EXCERPT TO READ »
++++++++++++++++++++

Skip to content

03. Assignment: Clean dataset

Chazzers edited this page Nov 18, 2019 · 1 revision

3. Assignment: Clean dataset

I got an assignment to clean a part of a 'dirty' dataset.

This dataset was came from a survey that was filled in by students.

Chosen part of dataset: Haircolor

The survey asked students what haircolor they had in a Hexcode format. Since not every student had answered the question in the right format the data had to be cleaned.

Cleaning the column Haircolor

To load the csv file into a JavaScript project i made use of the JavaScript library D3. In order to only use one part of D3 i used JavaScript's import statement like this:

import { csv } from 'd3';

Afterwards i wanted to make sure that the csv data of the survey was loaded before doing anything with it.

++++++++++++++++++++

RAW RECORDS »
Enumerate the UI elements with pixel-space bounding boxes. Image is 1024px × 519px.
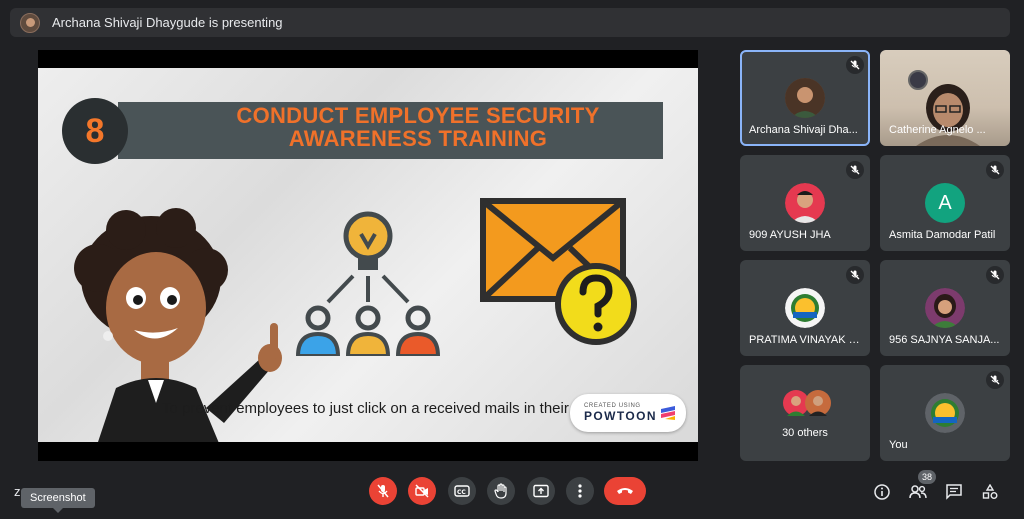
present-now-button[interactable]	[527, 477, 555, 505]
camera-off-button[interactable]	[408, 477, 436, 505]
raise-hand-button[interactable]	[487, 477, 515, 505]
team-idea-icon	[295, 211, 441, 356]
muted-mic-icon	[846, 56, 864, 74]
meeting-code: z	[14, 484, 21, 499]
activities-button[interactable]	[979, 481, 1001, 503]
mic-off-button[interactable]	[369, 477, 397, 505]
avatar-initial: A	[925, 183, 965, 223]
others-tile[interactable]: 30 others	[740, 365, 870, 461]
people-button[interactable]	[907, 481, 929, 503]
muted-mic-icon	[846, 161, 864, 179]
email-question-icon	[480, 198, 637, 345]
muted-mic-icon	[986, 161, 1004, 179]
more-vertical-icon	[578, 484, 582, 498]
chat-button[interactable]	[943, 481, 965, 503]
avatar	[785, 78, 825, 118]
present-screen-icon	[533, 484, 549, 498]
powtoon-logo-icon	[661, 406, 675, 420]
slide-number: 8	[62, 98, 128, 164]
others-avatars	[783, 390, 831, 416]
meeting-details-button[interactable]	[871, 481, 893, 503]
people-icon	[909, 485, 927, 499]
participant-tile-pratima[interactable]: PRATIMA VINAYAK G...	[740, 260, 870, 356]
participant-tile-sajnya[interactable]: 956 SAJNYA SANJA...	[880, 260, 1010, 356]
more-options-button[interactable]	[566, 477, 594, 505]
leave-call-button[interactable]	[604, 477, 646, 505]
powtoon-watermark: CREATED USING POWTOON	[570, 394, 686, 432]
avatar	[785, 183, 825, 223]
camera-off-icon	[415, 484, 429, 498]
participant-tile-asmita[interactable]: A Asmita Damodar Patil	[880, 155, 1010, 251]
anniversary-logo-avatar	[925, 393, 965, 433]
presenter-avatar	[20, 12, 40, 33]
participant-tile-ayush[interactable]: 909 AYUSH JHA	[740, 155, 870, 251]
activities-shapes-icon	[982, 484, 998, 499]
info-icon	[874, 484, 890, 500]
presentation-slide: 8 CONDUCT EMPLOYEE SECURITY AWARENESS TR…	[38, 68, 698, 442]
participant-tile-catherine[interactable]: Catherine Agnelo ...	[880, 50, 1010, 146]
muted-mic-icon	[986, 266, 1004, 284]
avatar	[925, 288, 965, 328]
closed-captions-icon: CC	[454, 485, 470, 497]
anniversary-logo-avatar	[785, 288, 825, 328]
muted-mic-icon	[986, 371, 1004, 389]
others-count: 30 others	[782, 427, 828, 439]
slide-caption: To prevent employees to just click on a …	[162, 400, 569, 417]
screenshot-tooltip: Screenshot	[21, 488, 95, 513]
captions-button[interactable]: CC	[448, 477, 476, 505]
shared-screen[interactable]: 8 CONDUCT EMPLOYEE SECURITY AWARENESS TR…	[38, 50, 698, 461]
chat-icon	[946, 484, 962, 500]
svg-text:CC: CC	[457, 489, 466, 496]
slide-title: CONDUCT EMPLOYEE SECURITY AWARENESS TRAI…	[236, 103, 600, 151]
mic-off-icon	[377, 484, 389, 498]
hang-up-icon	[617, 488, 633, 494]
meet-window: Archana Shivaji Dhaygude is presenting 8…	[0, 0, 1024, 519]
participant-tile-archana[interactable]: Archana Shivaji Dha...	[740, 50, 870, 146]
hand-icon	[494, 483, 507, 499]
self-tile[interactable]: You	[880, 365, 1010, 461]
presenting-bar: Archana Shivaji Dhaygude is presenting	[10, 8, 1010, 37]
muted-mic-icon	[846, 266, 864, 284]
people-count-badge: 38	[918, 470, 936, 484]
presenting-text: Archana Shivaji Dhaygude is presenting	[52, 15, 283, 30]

++++++++++++++++++++

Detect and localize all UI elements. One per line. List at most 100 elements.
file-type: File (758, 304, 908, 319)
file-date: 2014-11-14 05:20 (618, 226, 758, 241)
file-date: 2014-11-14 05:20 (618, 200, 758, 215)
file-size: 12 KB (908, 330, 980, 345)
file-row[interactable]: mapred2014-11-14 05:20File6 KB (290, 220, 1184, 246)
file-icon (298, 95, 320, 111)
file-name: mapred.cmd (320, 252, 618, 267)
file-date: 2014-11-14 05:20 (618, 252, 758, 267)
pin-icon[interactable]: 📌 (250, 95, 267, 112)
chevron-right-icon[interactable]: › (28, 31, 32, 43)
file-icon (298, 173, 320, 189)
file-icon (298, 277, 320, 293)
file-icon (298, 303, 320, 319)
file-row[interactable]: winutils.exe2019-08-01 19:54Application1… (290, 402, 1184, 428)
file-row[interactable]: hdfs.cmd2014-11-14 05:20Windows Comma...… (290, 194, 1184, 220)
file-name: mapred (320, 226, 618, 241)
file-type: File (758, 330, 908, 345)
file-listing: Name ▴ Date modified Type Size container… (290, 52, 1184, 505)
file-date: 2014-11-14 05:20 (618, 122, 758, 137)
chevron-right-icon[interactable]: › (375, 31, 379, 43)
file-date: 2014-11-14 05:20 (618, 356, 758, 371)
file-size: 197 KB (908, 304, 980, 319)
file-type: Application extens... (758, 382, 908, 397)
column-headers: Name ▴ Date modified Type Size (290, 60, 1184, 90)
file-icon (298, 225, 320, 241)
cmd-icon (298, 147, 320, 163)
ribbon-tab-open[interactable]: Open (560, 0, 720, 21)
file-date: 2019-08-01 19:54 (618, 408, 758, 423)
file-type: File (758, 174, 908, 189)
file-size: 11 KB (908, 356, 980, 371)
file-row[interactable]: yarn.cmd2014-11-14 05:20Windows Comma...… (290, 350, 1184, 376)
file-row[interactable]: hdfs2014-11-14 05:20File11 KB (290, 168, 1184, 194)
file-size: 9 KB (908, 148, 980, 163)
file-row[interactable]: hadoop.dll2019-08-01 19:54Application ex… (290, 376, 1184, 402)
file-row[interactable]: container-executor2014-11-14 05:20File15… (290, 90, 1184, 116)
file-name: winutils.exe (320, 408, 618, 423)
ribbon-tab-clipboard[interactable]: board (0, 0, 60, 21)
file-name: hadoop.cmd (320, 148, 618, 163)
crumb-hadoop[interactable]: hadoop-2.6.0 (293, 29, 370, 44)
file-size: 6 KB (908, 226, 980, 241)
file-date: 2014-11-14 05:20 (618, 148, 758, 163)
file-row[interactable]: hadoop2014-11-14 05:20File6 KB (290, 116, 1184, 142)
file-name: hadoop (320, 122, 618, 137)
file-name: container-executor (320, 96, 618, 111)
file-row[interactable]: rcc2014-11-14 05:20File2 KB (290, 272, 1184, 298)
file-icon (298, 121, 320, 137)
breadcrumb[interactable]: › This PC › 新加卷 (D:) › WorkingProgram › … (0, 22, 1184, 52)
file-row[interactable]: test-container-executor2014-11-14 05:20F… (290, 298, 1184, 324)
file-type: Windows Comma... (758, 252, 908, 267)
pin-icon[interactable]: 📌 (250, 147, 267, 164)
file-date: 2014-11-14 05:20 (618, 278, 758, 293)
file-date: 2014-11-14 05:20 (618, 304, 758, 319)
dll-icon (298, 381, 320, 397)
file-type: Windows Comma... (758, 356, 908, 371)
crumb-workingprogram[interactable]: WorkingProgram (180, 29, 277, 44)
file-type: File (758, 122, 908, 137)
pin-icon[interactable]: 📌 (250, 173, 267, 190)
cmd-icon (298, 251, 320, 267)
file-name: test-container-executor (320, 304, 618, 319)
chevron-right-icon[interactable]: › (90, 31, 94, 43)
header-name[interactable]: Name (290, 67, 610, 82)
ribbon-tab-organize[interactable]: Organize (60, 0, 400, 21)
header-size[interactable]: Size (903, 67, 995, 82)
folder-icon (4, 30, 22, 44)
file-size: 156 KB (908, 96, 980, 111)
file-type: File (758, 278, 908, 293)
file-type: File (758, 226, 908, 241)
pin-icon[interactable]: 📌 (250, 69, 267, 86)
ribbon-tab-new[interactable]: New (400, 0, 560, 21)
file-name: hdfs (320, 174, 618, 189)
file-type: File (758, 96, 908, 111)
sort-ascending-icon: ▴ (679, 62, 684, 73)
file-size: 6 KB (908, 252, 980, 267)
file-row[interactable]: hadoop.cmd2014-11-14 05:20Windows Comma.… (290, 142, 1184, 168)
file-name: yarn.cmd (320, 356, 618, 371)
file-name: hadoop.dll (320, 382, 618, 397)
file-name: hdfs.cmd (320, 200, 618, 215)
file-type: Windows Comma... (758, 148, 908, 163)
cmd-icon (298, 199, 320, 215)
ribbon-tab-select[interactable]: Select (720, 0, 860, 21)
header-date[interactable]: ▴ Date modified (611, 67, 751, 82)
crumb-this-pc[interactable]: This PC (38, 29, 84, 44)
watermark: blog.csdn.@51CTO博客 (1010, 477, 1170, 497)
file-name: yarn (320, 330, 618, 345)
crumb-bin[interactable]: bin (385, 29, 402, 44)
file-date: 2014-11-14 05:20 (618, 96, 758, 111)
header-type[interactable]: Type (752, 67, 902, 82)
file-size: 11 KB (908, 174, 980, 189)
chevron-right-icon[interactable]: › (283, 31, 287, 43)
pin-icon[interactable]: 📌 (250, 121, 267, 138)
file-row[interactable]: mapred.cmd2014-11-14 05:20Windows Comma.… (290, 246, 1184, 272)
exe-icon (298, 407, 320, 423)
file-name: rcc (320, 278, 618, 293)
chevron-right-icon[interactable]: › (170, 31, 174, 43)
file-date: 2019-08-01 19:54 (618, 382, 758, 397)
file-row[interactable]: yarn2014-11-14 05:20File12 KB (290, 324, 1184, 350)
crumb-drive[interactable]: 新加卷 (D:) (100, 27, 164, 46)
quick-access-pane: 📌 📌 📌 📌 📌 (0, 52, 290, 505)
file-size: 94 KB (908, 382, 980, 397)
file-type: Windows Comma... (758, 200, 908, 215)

++++++++++++++++++++

INSTRUCTIONS »
a. In the wiki page about cleaning the survey dataset, in what format were students asked to give their hair color?
b. Continue the wiki page about cleaning the survey dataset from its last sentence.

PER-TASK OUTPUTS »
a. A hex code format.

b.
Doing this requires the use of a JavaScript Promise.

csv("../data/enquete.csv")
	.then(data => {
	});

In order to clean the data i wanted to do it step by step. I created variables and let every variable do something until i cleaned all the data for example like this:

csv("../data/enquete.csv")
	.then(data => {

		let items = [];

		for(let i = 0; i < data.length; i++) {
			items.push(data[i]["Kleur haar (HEX code)"].toUpperCase());
		}

		let filterUndefined = items.filter(item => item !== '' && item !== "0");
	});

And the complete code looked like this:

csv("../data/enquete.csv")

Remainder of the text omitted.